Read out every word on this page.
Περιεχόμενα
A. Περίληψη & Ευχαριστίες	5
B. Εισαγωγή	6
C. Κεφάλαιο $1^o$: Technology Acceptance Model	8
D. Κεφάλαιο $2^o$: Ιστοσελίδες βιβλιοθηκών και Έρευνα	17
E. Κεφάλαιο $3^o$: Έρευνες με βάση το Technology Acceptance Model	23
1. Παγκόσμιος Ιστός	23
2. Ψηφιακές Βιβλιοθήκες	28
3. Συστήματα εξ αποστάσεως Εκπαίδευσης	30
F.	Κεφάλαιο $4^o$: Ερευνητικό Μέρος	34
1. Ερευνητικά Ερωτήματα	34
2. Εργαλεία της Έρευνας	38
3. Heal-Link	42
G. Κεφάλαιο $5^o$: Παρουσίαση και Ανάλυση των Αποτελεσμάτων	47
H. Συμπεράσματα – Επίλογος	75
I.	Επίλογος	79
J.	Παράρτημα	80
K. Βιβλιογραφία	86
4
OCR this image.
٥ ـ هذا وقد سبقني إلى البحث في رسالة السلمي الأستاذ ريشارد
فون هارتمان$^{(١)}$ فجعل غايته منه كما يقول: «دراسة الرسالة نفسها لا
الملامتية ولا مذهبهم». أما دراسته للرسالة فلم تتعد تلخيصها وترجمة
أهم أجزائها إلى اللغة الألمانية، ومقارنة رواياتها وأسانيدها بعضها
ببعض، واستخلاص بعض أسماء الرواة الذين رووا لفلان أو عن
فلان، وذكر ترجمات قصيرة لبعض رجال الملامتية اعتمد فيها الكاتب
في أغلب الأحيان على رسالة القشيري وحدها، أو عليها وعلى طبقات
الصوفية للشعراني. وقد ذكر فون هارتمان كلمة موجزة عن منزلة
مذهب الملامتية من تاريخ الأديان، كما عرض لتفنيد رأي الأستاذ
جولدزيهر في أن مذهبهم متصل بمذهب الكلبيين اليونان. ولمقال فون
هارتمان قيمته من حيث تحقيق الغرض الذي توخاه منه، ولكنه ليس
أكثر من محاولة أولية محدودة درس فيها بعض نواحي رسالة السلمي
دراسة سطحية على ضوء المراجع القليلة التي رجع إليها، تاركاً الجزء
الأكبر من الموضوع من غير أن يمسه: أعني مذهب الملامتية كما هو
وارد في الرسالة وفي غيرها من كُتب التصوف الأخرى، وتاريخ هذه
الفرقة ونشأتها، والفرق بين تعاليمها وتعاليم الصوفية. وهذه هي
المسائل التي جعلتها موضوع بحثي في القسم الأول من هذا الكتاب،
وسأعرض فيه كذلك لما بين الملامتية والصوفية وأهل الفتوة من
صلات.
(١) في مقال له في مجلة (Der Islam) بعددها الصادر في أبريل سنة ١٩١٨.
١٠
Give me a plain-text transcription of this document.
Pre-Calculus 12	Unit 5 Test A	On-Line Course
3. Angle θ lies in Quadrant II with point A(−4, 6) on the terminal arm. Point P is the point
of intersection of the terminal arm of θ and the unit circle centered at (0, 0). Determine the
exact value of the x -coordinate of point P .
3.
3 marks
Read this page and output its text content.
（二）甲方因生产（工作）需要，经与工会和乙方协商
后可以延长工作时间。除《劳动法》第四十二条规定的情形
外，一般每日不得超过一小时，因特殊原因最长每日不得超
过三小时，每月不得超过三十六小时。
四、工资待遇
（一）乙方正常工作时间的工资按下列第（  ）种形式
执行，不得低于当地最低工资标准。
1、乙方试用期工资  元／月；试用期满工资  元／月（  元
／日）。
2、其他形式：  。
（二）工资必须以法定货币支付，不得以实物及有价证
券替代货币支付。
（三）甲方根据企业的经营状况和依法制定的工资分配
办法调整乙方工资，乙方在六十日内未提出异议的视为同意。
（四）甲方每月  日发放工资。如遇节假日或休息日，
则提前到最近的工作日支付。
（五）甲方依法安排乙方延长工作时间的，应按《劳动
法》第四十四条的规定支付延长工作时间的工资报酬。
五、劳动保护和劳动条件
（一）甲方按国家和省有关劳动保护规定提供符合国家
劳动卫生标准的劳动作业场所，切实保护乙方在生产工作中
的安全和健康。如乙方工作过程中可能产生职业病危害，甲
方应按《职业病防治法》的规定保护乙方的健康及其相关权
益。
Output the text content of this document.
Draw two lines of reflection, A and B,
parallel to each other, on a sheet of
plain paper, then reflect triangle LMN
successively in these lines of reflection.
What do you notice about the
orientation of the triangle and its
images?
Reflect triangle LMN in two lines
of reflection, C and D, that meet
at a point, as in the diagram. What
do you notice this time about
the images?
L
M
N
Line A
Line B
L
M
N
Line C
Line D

+++

WRITTEN EXERCISE: Search the material above for "فيها". Pull out each line where it shows up.

WRITTEN RESPONSE:
فلان، وذكر ترجمات قصيرة لبعض رجال الملامتية اعتمد فيها الكاتب
أكثر من محاولة أولية محدودة درس فيها بعض نواحي رسالة السلمي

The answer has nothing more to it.